■ **Job**
Answer with one number: the count of lines in the listing below that hold the word "Scheler".

■ **Material shown**
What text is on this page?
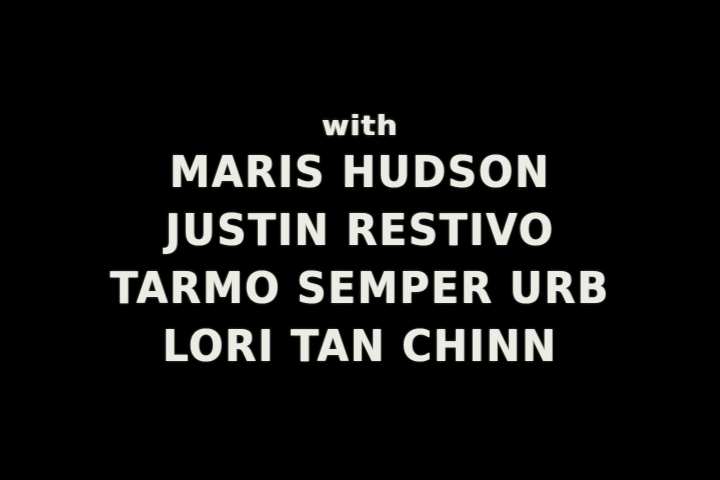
with
MARIS HUDSON
JUSTIN RESTIVO
TARMO SEMPER URB
LORI TAN CHINN
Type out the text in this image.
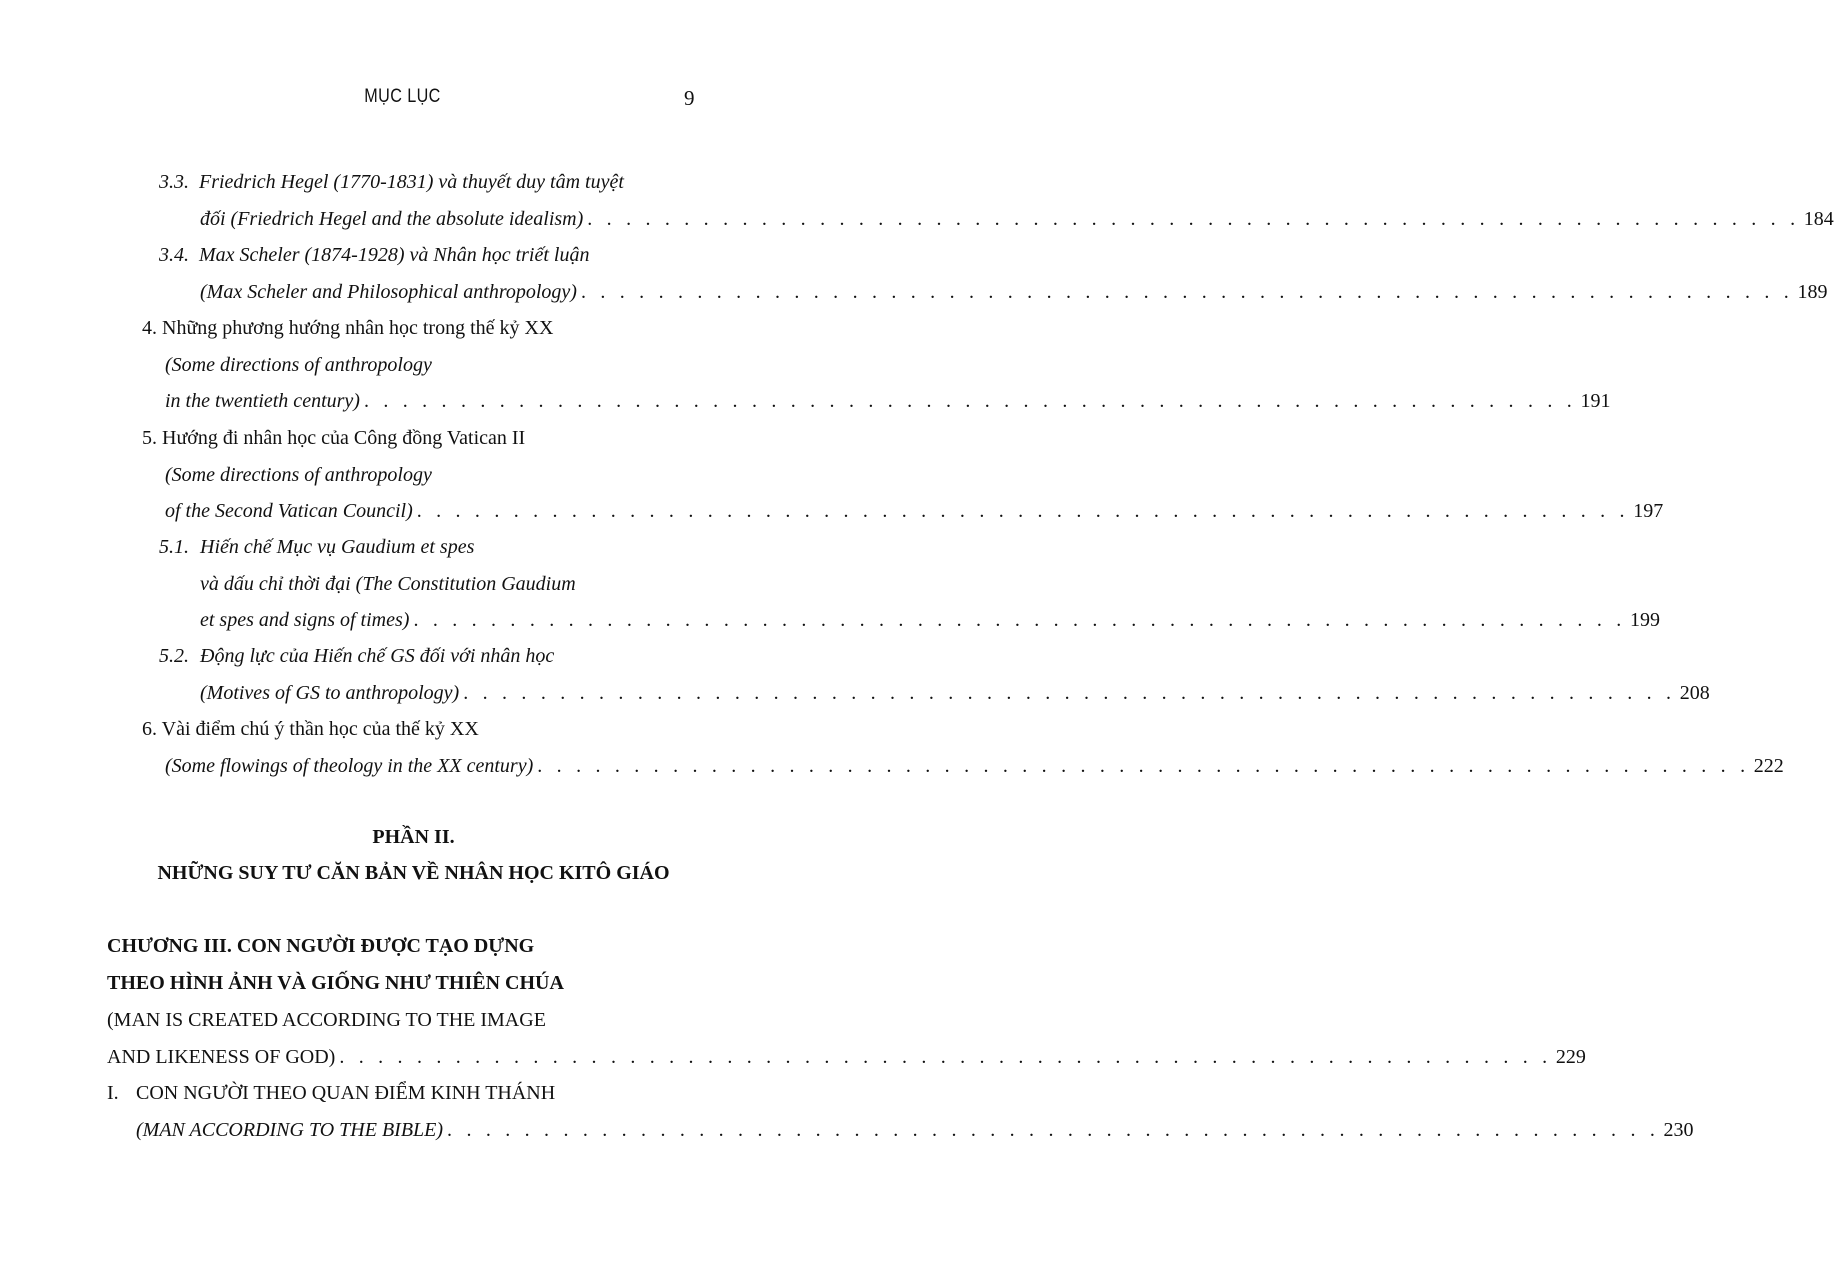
MỤC LỤC	9
3.3. Friedrich Hegel (1770-1831) và thuyết duy tâm tuyệt
đối (Friedrich Hegel and the absolute idealism) . . . . . . . . . . . . . . . . . . . . . . . . . . . . . . . . . . . . . . . . . . . . . . . . . . . . . . . . . . . . . . . 184
3.4. Max Scheler (1874-1928) và Nhân học triết luận
(Max Scheler and Philosophical anthropology) . . . . . . . . . . . . . . . . . . . . . . . . . . . . . . . . . . . . . . . . . . . . . . . . . . . . . . . . . . . . . . . 189
4. Những phương hướng nhân học trong thế kỷ XX
(Some directions of anthropology
in the twentieth century) . . . . . . . . . . . . . . . . . . . . . . . . . . . . . . . . . . . . . . . . . . . . . . . . . . . . . . . . . . . . . . . 191
5. Hướng đi nhân học của Công đồng Vatican II
(Some directions of anthropology
of the Second Vatican Council) . . . . . . . . . . . . . . . . . . . . . . . . . . . . . . . . . . . . . . . . . . . . . . . . . . . . . . . . . . . . . . . 197
5.1. Hiến chế Mục vụ Gaudium et spes
và dấu chỉ thời đại (The Constitution Gaudium
et spes and signs of times) . . . . . . . . . . . . . . . . . . . . . . . . . . . . . . . . . . . . . . . . . . . . . . . . . . . . . . . . . . . . . . . 199
5.2. Động lực của Hiến chế GS đối với nhân học
(Motives of GS to anthropology) . . . . . . . . . . . . . . . . . . . . . . . . . . . . . . . . . . . . . . . . . . . . . . . . . . . . . . . . . . . . . . . 208
6. Vài điểm chú ý thần học của thế kỷ XX
(Some flowings of theology in the XX century) . . . . . . . . . . . . . . . . . . . . . . . . . . . . . . . . . . . . . . . . . . . . . . . . . . . . . . . . . . . . . . . 222
PHẦN II.
NHỮNG SUY TƯ CĂN BẢN VỀ NHÂN HỌC KITÔ GIÁO
CHƯƠNG III. CON NGƯỜI ĐƯỢC TẠO DỰNG
THEO HÌNH ẢNH VÀ GIỐNG NHƯ THIÊN CHÚA
(MAN IS CREATED ACCORDING TO THE IMAGE
AND LIKENESS OF GOD) . . . . . . . . . . . . . . . . . . . . . . . . . . . . . . . . . . . . . . . . . . . . . . . . . . . . . . . . . . . . . . . 229
I. CON NGƯỜI THEO QUAN ĐIỂM KINH THÁNH
(MAN ACCORDING TO THE BIBLE) . . . . . . . . . . . . . . . . . . . . . . . . . . . . . . . . . . . . . . . . . . . . . . . . . . . . . . . . . . . . . . . 230
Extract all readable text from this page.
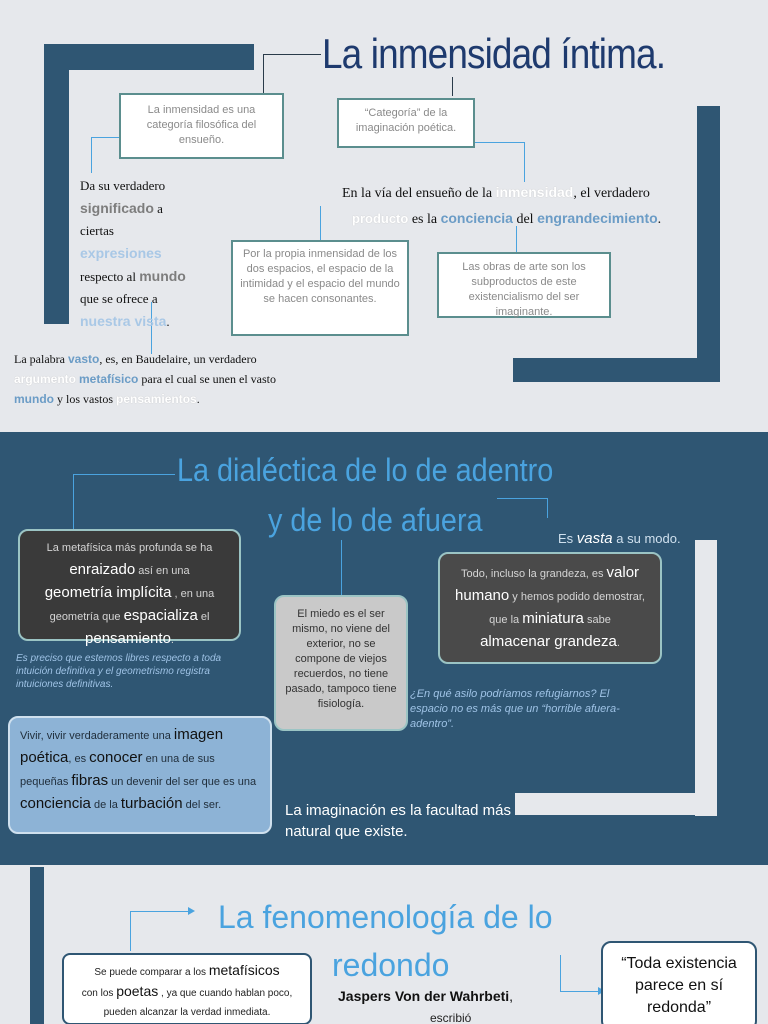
La inmensidad íntima.
La inmensidad es una categoría filosófica del ensueño.
“Categoría” de la imaginación poética.
Por la propia inmensidad de los dos espacios, el espacio de la intimidad y el espacio del mundo se hacen consonantes.
Las obras de arte son los subproductos de este existencialismo del ser imaginante.
Da su verdadero
significado a ciertas
expresiones
respecto al mundo
que se ofrece a
nuestra vista.
En la vía del ensueño de la inmensidad, el verdadero
producto es la conciencia del engrandecimiento.
La palabra vasto, es, en Baudelaire, un verdadero
argumento metafísico para el cual se unen el vasto
mundo y los vastos pensamientos.
La dialéctica de lo de adentro
y de lo de afuera
Es vasta a su modo.
La metafísica más profunda se ha
enraizado así en una
geometría implícita , en una geometría que espacializa el
pensamiento.
Es preciso que estemos libres respecto a toda intuición definitiva y el geometrismo registra intuiciones definitivas.
El miedo es el ser mismo, no viene del exterior, no se compone de viejos recuerdos, no tiene pasado, tampoco tiene fisiología.
Todo, incluso la grandeza, es valor humano y hemos podido demostrar, que la miniatura sabe
almacenar grandeza.
¿En qué asilo podríamos refugiarnos? El espacio no es más que un “horrible afuera-adentro”.
Vivir, vivir verdaderamente una imagen poética, es conocer en una de sus pequeñas fibras un devenir del ser que es una conciencia de la turbación del ser.	La imaginación es la facultad más natural que existe.
La fenomenología de lo
redondo
Se puede comparar a los metafísicos
con los poetas , ya que cuando hablan poco, pueden alcanzar la verdad inmediata.
Jaspers Von der Wahrbeti,
escribió
“Toda existencia parece en sí redonda”
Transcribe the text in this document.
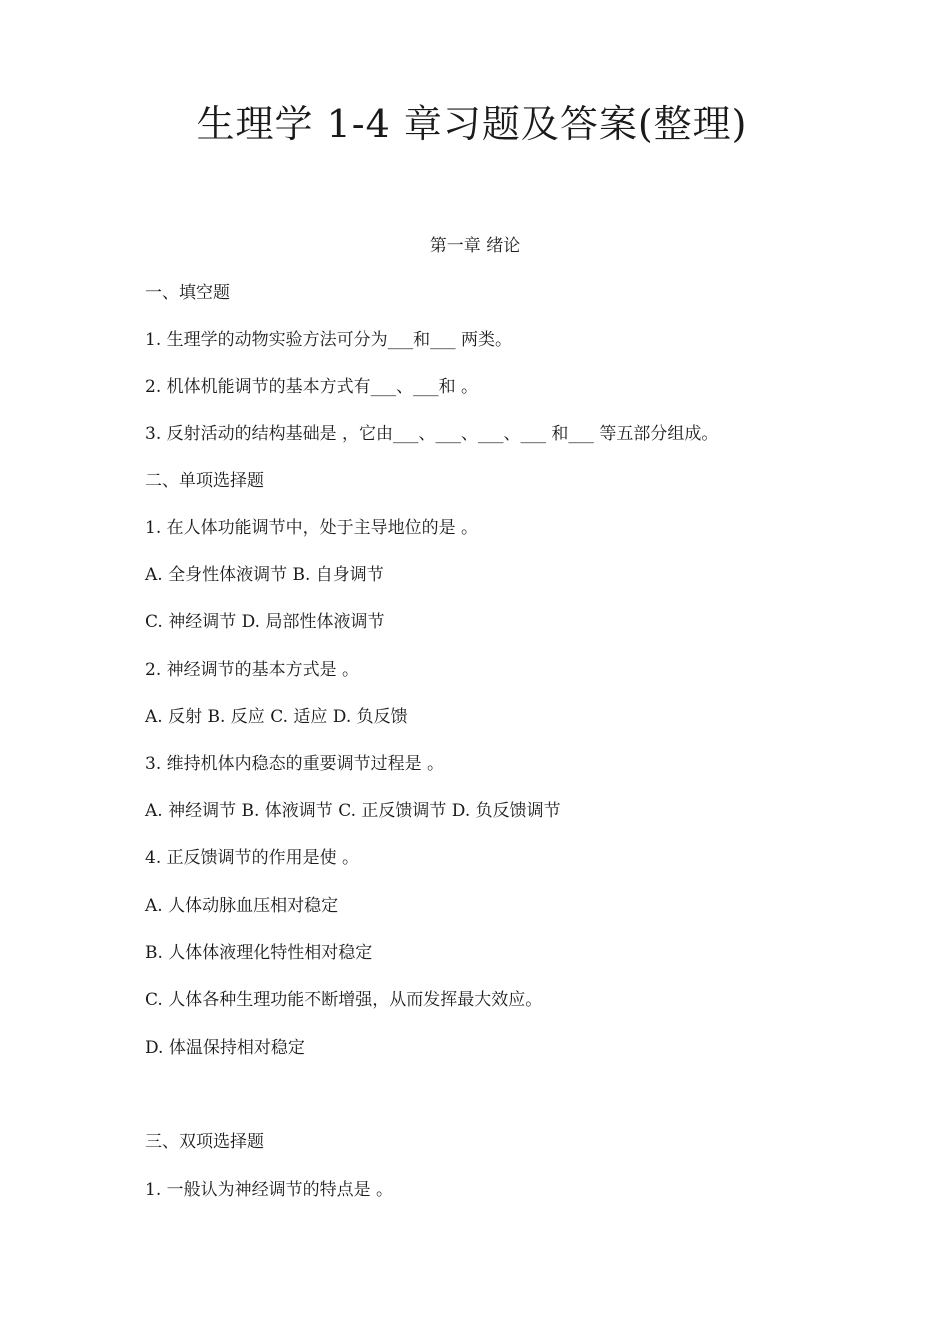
生理学 1-4 章习题及答案(整理)
第一章 绪论
一、填空题
1. 生理学的动物实验方法可分为___和___ 两类。
2. 机体机能调节的基本方式有___、___和 。
3. 反射活动的结构基础是 ，它由___、___、___、___ 和___ 等五部分组成。
二、单项选择题
1. 在人体功能调节中，处于主导地位的是 。
A. 全身性体液调节 B. 自身调节
C. 神经调节 D. 局部性体液调节
2. 神经调节的基本方式是 。
A. 反射 B. 反应 C. 适应 D. 负反馈
3. 维持机体内稳态的重要调节过程是 。
A. 神经调节 B. 体液调节 C. 正反馈调节 D. 负反馈调节
4. 正反馈调节的作用是使 。
A. 人体动脉血压相对稳定
B. 人体体液理化特性相对稳定
C. 人体各种生理功能不断增强，从而发挥最大效应。
D. 体温保持相对稳定
三、双项选择题
1. 一般认为神经调节的特点是 。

■ **Exercise result**
2